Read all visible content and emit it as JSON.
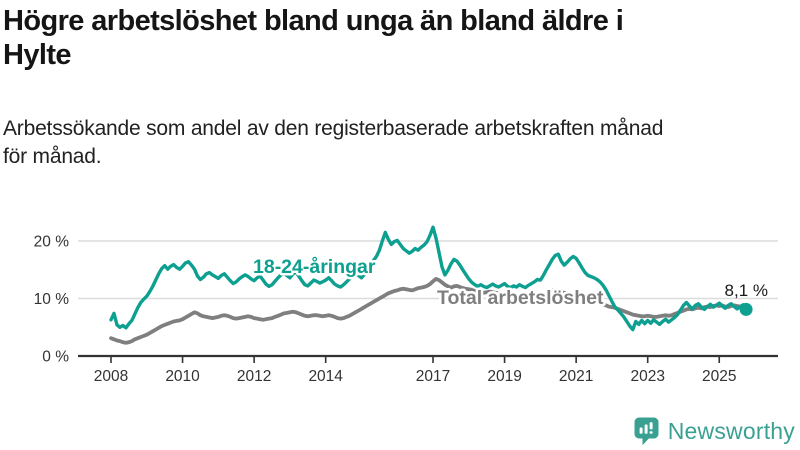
{
  "header": {
    "title_line1": "Högre arbetslöshet bland unga än bland äldre i",
    "title_line2": "Hylte",
    "subtitle_line1": "Arbetssökande som andel av den registerbaserade arbetskraften månad",
    "subtitle_line2": "för månad."
  },
  "footer": {
    "brand": "Newsworthy"
  },
  "colors": {
    "young_series": "#0DA091",
    "total_series": "#7F7F7F",
    "grid": "#DCDCDC",
    "axis": "#333333",
    "tick_text": "#333333",
    "value_text": "#1A1A1A",
    "logo": "#3AA192"
  },
  "chart_data": {
    "type": "line",
    "title": "Högre arbetslöshet bland unga än bland äldre i Hylte",
    "subtitle": "Arbetssökande som andel av den registerbaserade arbetskraften månad för månad.",
    "unit": "%",
    "grid": true,
    "legend": "inline-labels",
    "x_start_year": 2008,
    "x_step_months": 1,
    "x_ticks": [
      2008,
      2010,
      2012,
      2014,
      2017,
      2019,
      2021,
      2023,
      2025
    ],
    "y_ticks": [
      {
        "value": 0,
        "label": "0 %"
      },
      {
        "value": 10,
        "label": "10 %"
      },
      {
        "value": 20,
        "label": "20 %"
      }
    ],
    "ylim": [
      0,
      23
    ],
    "end_label": {
      "text": "8,1 %",
      "series": "18-24-åringar",
      "value": 8.1
    },
    "series": [
      {
        "name": "Total arbetslöshet",
        "color": "#7F7F7F",
        "values": [
          3.1,
          2.9,
          2.7,
          2.6,
          2.4,
          2.3,
          2.4,
          2.6,
          2.9,
          3.1,
          3.3,
          3.5,
          3.7,
          4.0,
          4.3,
          4.6,
          4.9,
          5.2,
          5.4,
          5.6,
          5.8,
          6.0,
          6.1,
          6.2,
          6.4,
          6.7,
          7.0,
          7.3,
          7.6,
          7.4,
          7.1,
          6.9,
          6.8,
          6.7,
          6.6,
          6.7,
          6.8,
          7.0,
          7.1,
          7.0,
          6.8,
          6.6,
          6.5,
          6.6,
          6.7,
          6.8,
          6.9,
          6.8,
          6.6,
          6.5,
          6.4,
          6.3,
          6.4,
          6.5,
          6.6,
          6.8,
          7.0,
          7.2,
          7.4,
          7.5,
          7.6,
          7.7,
          7.6,
          7.4,
          7.2,
          7.0,
          6.9,
          7.0,
          7.1,
          7.1,
          7.0,
          6.9,
          7.0,
          7.1,
          7.0,
          6.8,
          6.6,
          6.5,
          6.6,
          6.8,
          7.0,
          7.3,
          7.6,
          7.9,
          8.2,
          8.5,
          8.8,
          9.1,
          9.4,
          9.7,
          10.0,
          10.3,
          10.6,
          10.9,
          11.1,
          11.3,
          11.4,
          11.6,
          11.7,
          11.6,
          11.5,
          11.4,
          11.6,
          11.8,
          11.9,
          12.0,
          12.2,
          12.5,
          13.0,
          13.4,
          13.2,
          12.8,
          12.4,
          12.1,
          11.9,
          12.1,
          12.2,
          12.0,
          11.8,
          11.7,
          11.6,
          11.5,
          11.3,
          11.2,
          11.1,
          11.0,
          11.1,
          11.2,
          11.1,
          11.0,
          10.9,
          10.8,
          10.7,
          10.6,
          10.5,
          10.4,
          10.3,
          10.2,
          10.3,
          10.4,
          10.3,
          10.2,
          10.1,
          10.2,
          10.2,
          10.5,
          10.9,
          11.2,
          11.4,
          11.5,
          11.3,
          11.1,
          11.0,
          10.9,
          10.8,
          10.7,
          10.6,
          10.4,
          10.2,
          10.0,
          9.8,
          9.6,
          9.5,
          9.3,
          9.2,
          9.0,
          8.8,
          8.6,
          8.5,
          8.4,
          8.2,
          8.0,
          7.8,
          7.6,
          7.4,
          7.2,
          7.1,
          7.0,
          6.9,
          6.9,
          7.0,
          6.9,
          6.8,
          6.8,
          6.9,
          7.0,
          7.1,
          7.0,
          7.1,
          7.3,
          7.5,
          7.7,
          7.9,
          8.1,
          8.2,
          8.1,
          8.3,
          8.4,
          8.3,
          8.5,
          8.6,
          8.5,
          8.7,
          8.8,
          8.7,
          8.8,
          8.6,
          8.5,
          8.7,
          8.8,
          8.7,
          8.6,
          8.5,
          8.4
        ]
      },
      {
        "name": "18-24-åringar",
        "color": "#0DA091",
        "values": [
          6.3,
          7.4,
          5.4,
          5.0,
          5.3,
          4.9,
          5.6,
          6.2,
          7.3,
          8.4,
          9.3,
          9.9,
          10.4,
          11.2,
          12.1,
          13.2,
          14.3,
          15.2,
          15.7,
          15.1,
          15.6,
          15.9,
          15.4,
          15.1,
          15.6,
          16.2,
          16.4,
          15.8,
          15.1,
          13.9,
          13.3,
          13.7,
          14.3,
          14.5,
          14.1,
          13.8,
          13.5,
          14.0,
          14.3,
          13.7,
          13.1,
          12.6,
          12.9,
          13.4,
          13.8,
          14.1,
          13.8,
          13.4,
          13.1,
          13.6,
          13.9,
          13.2,
          12.5,
          12.1,
          12.4,
          13.0,
          13.6,
          14.1,
          14.4,
          14.0,
          13.6,
          14.3,
          14.6,
          13.9,
          13.1,
          12.4,
          12.2,
          12.7,
          13.2,
          13.0,
          12.7,
          12.9,
          13.2,
          13.6,
          13.1,
          12.5,
          12.2,
          12.0,
          12.4,
          12.9,
          13.4,
          13.9,
          14.4,
          14.0,
          13.6,
          14.2,
          15.0,
          15.8,
          16.6,
          17.3,
          18.4,
          20.0,
          21.5,
          20.3,
          19.4,
          19.9,
          20.1,
          19.4,
          18.7,
          18.3,
          17.9,
          18.2,
          18.7,
          18.4,
          18.9,
          19.3,
          19.9,
          21.0,
          22.4,
          20.5,
          18.0,
          15.5,
          14.1,
          14.9,
          16.0,
          16.8,
          16.5,
          15.8,
          15.0,
          14.2,
          13.4,
          12.8,
          12.4,
          12.1,
          12.4,
          12.1,
          11.9,
          12.2,
          12.5,
          12.2,
          12.0,
          12.3,
          12.6,
          12.1,
          11.9,
          12.2,
          12.0,
          12.4,
          12.1,
          11.9,
          12.3,
          12.6,
          12.9,
          13.3,
          13.2,
          14.0,
          15.0,
          15.9,
          16.8,
          17.5,
          17.7,
          16.5,
          15.8,
          16.3,
          16.9,
          17.3,
          17.0,
          16.2,
          15.3,
          14.5,
          14.0,
          13.8,
          13.6,
          13.3,
          12.9,
          12.3,
          11.5,
          10.5,
          9.5,
          8.5,
          8.0,
          7.4,
          6.8,
          6.0,
          5.2,
          4.6,
          6.0,
          5.5,
          6.2,
          5.6,
          6.2,
          5.7,
          6.3,
          5.9,
          5.5,
          6.0,
          6.4,
          5.9,
          6.3,
          6.7,
          7.2,
          8.0,
          8.8,
          9.3,
          8.7,
          8.2,
          8.8,
          9.1,
          8.5,
          8.1,
          8.6,
          9.0,
          8.5,
          8.8,
          9.2,
          8.7,
          8.3,
          8.8,
          9.1,
          8.6,
          8.2,
          8.6,
          8.9,
          8.1
        ]
      }
    ]
  }
}
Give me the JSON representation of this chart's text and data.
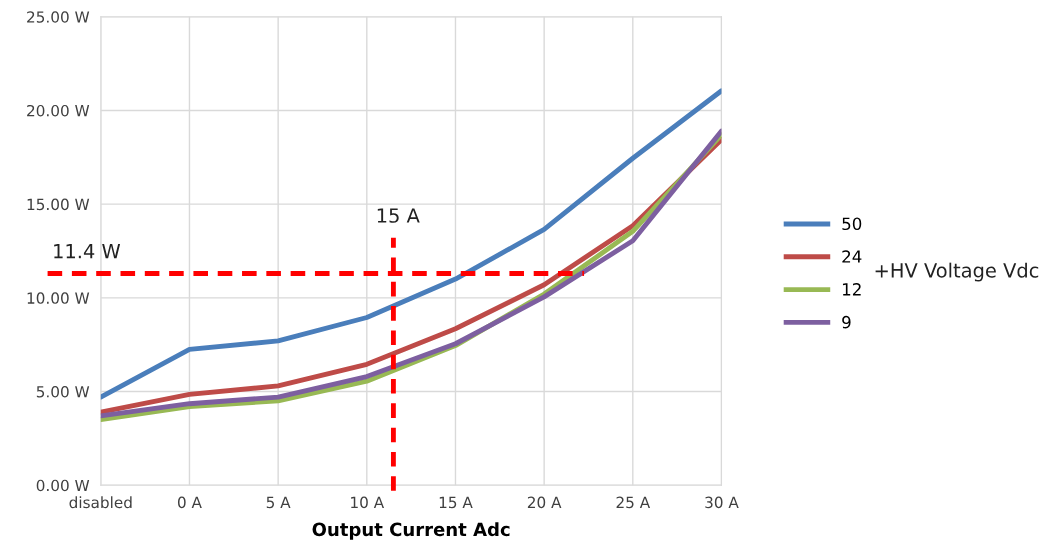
{
  "chart_data": {
    "type": "line",
    "xlabel": "Output Current Adc",
    "legend_title": "+HV Voltage Vdc",
    "categories": [
      "disabled",
      "0 A",
      "5 A",
      "10 A",
      "15 A",
      "20 A",
      "25 A",
      "30 A"
    ],
    "series": [
      {
        "name": "50",
        "color": "#4a7ebb",
        "values": [
          4.7,
          7.25,
          7.7,
          8.95,
          11.0,
          13.65,
          17.45,
          21.05
        ]
      },
      {
        "name": "24",
        "color": "#be4b48",
        "values": [
          3.9,
          4.85,
          5.3,
          6.45,
          8.35,
          10.7,
          13.85,
          18.45
        ]
      },
      {
        "name": "12",
        "color": "#98b954",
        "values": [
          3.5,
          4.2,
          4.5,
          5.55,
          7.45,
          10.2,
          13.55,
          18.7
        ]
      },
      {
        "name": "9",
        "color": "#7d5fa0",
        "values": [
          3.7,
          4.35,
          4.7,
          5.8,
          7.55,
          10.05,
          13.05,
          18.9
        ]
      }
    ],
    "ylim": [
      0,
      25
    ],
    "yticks": [
      {
        "value": 0,
        "label": "0.00 W"
      },
      {
        "value": 5,
        "label": "5.00 W"
      },
      {
        "value": 10,
        "label": "10.00 W"
      },
      {
        "value": 15,
        "label": "15.00 W"
      },
      {
        "value": 20,
        "label": "20.00 W"
      },
      {
        "value": 25,
        "label": "25.00 W"
      }
    ],
    "ref_lines": [
      {
        "axis": "y",
        "value": 11.3,
        "label": "11.4 W",
        "color": "#ff0000",
        "line_style": "dashed"
      }
    ],
    "annotations": [
      "15 A"
    ],
    "grid": true,
    "legend": "right",
    "marker": "none",
    "line_style": "solid"
  }
}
-=-=-
Scan the listing above for the word "arbetslöshet" and show each line where it is found.

    "title_line1": "Högre arbetslöshet bland unga än bland äldre i",
    "title": "Högre arbetslöshet bland unga än bland äldre i Hylte",
        "name": "Total arbetslöshet",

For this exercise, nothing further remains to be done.